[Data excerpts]
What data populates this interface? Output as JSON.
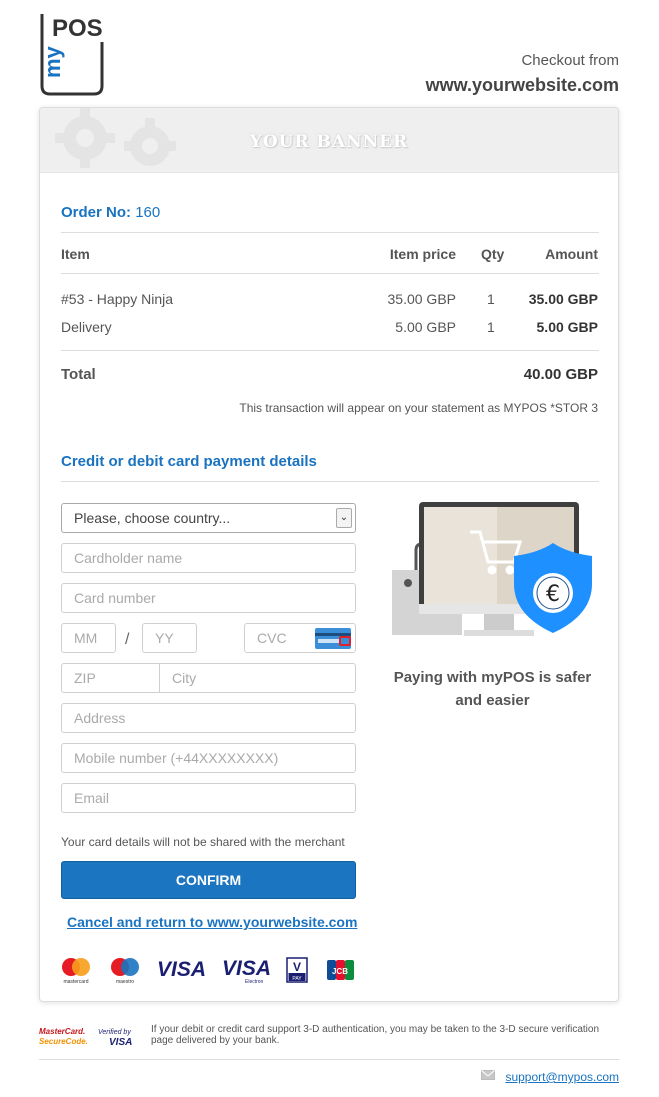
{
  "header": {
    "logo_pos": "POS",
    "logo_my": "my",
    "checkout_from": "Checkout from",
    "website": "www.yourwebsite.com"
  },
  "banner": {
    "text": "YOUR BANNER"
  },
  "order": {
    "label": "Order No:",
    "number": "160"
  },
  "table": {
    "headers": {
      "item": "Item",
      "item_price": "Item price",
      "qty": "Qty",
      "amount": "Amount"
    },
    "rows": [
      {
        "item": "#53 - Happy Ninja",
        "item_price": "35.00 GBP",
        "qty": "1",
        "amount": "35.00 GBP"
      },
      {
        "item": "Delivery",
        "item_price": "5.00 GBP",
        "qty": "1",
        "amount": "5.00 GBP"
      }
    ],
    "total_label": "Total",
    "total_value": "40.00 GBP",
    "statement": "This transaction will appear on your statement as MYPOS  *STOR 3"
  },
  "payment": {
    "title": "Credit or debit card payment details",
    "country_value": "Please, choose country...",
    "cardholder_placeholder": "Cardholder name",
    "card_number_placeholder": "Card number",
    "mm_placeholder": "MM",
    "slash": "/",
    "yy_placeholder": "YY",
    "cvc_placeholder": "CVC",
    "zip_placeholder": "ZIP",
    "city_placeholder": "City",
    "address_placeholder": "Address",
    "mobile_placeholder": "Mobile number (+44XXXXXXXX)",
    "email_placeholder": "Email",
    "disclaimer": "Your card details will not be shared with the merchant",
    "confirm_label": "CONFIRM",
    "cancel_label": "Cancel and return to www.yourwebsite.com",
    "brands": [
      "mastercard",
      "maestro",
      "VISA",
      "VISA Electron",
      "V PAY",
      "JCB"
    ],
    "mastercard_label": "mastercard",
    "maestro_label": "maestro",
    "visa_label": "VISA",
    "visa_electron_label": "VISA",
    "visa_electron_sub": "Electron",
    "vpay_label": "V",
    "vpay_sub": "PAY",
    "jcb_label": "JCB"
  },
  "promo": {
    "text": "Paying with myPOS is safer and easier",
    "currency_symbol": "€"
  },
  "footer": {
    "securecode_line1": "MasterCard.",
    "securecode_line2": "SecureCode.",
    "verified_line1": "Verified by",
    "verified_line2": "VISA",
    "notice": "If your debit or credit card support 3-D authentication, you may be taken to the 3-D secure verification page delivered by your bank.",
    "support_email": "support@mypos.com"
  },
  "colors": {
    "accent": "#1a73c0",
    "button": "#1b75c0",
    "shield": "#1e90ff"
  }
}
...
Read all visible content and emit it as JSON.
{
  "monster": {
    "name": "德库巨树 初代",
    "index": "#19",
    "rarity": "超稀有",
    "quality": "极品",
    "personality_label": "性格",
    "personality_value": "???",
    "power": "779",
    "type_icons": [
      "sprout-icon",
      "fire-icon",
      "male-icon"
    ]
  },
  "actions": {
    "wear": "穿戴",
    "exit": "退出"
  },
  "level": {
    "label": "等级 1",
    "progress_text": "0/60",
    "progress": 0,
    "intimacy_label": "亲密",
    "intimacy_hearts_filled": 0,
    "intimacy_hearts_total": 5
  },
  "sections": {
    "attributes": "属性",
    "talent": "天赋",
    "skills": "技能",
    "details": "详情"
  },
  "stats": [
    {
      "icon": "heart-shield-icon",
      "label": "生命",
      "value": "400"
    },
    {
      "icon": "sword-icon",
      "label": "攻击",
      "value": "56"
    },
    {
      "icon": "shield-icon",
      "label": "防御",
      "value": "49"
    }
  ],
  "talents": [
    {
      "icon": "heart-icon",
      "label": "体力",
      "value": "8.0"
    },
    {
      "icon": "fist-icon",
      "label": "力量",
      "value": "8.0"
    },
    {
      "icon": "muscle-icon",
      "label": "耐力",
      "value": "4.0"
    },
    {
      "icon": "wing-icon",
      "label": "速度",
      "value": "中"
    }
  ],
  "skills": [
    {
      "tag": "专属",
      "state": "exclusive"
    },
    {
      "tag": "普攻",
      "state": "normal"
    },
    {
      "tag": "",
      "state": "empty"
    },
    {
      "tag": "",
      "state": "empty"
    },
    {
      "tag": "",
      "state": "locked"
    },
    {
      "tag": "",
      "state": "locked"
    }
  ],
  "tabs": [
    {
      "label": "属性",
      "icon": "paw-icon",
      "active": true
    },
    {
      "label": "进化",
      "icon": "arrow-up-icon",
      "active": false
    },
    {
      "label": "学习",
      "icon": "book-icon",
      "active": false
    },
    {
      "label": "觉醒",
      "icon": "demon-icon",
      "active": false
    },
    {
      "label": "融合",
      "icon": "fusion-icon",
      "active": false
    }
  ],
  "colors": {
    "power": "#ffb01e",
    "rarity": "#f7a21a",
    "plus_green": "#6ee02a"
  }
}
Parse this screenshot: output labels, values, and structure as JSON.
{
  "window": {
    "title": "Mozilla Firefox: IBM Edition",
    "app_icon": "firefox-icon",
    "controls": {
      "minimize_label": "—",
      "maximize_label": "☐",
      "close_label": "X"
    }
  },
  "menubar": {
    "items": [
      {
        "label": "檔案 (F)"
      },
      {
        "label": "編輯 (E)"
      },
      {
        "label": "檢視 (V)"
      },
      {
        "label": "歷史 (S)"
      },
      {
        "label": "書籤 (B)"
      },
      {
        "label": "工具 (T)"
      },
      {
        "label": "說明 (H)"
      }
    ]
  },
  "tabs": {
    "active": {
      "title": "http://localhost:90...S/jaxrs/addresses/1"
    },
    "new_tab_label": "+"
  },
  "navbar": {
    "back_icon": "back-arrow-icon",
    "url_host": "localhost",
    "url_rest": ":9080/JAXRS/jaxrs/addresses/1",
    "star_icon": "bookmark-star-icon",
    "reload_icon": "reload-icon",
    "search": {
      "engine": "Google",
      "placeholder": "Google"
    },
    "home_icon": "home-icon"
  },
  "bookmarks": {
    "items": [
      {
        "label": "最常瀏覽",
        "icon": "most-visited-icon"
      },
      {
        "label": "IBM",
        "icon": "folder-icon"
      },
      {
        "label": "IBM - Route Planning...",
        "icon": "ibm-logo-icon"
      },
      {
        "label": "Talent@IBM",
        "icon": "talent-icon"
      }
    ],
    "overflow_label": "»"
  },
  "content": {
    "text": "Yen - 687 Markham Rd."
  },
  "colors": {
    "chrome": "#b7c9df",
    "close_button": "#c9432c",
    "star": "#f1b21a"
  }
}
* * *
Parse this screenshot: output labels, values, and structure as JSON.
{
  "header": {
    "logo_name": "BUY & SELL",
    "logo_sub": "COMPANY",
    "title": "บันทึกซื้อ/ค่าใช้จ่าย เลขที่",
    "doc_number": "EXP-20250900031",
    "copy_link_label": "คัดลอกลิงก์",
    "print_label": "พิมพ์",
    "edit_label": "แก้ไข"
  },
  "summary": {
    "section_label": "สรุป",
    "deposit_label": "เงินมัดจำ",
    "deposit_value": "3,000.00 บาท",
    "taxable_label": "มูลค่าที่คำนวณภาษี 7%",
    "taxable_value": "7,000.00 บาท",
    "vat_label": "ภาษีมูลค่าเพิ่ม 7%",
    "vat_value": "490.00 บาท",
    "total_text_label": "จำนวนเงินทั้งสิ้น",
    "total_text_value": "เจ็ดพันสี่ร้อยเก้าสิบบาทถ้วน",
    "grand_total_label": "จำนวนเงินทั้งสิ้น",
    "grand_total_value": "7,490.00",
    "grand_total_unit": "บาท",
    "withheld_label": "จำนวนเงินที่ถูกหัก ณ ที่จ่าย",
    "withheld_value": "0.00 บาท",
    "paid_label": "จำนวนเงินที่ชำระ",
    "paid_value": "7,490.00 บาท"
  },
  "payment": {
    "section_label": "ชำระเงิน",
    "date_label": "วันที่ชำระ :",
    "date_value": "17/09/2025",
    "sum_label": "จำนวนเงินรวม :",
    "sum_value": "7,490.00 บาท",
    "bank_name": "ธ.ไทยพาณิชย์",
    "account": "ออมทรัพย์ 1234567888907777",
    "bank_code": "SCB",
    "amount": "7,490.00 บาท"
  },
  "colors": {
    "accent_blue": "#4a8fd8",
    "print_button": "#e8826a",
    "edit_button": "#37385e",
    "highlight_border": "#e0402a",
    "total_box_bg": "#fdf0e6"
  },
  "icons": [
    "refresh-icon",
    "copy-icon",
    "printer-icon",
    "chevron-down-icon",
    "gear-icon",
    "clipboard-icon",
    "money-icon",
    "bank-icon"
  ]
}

**What is asked**
Copy every line of the listing where the word "amount" appears.

**Correct answer**
      "amount": "Amount"
        "amount": "35.00 GBP"
        "amount": "5.00 GBP"
    "amount": "7,490.00 บาท"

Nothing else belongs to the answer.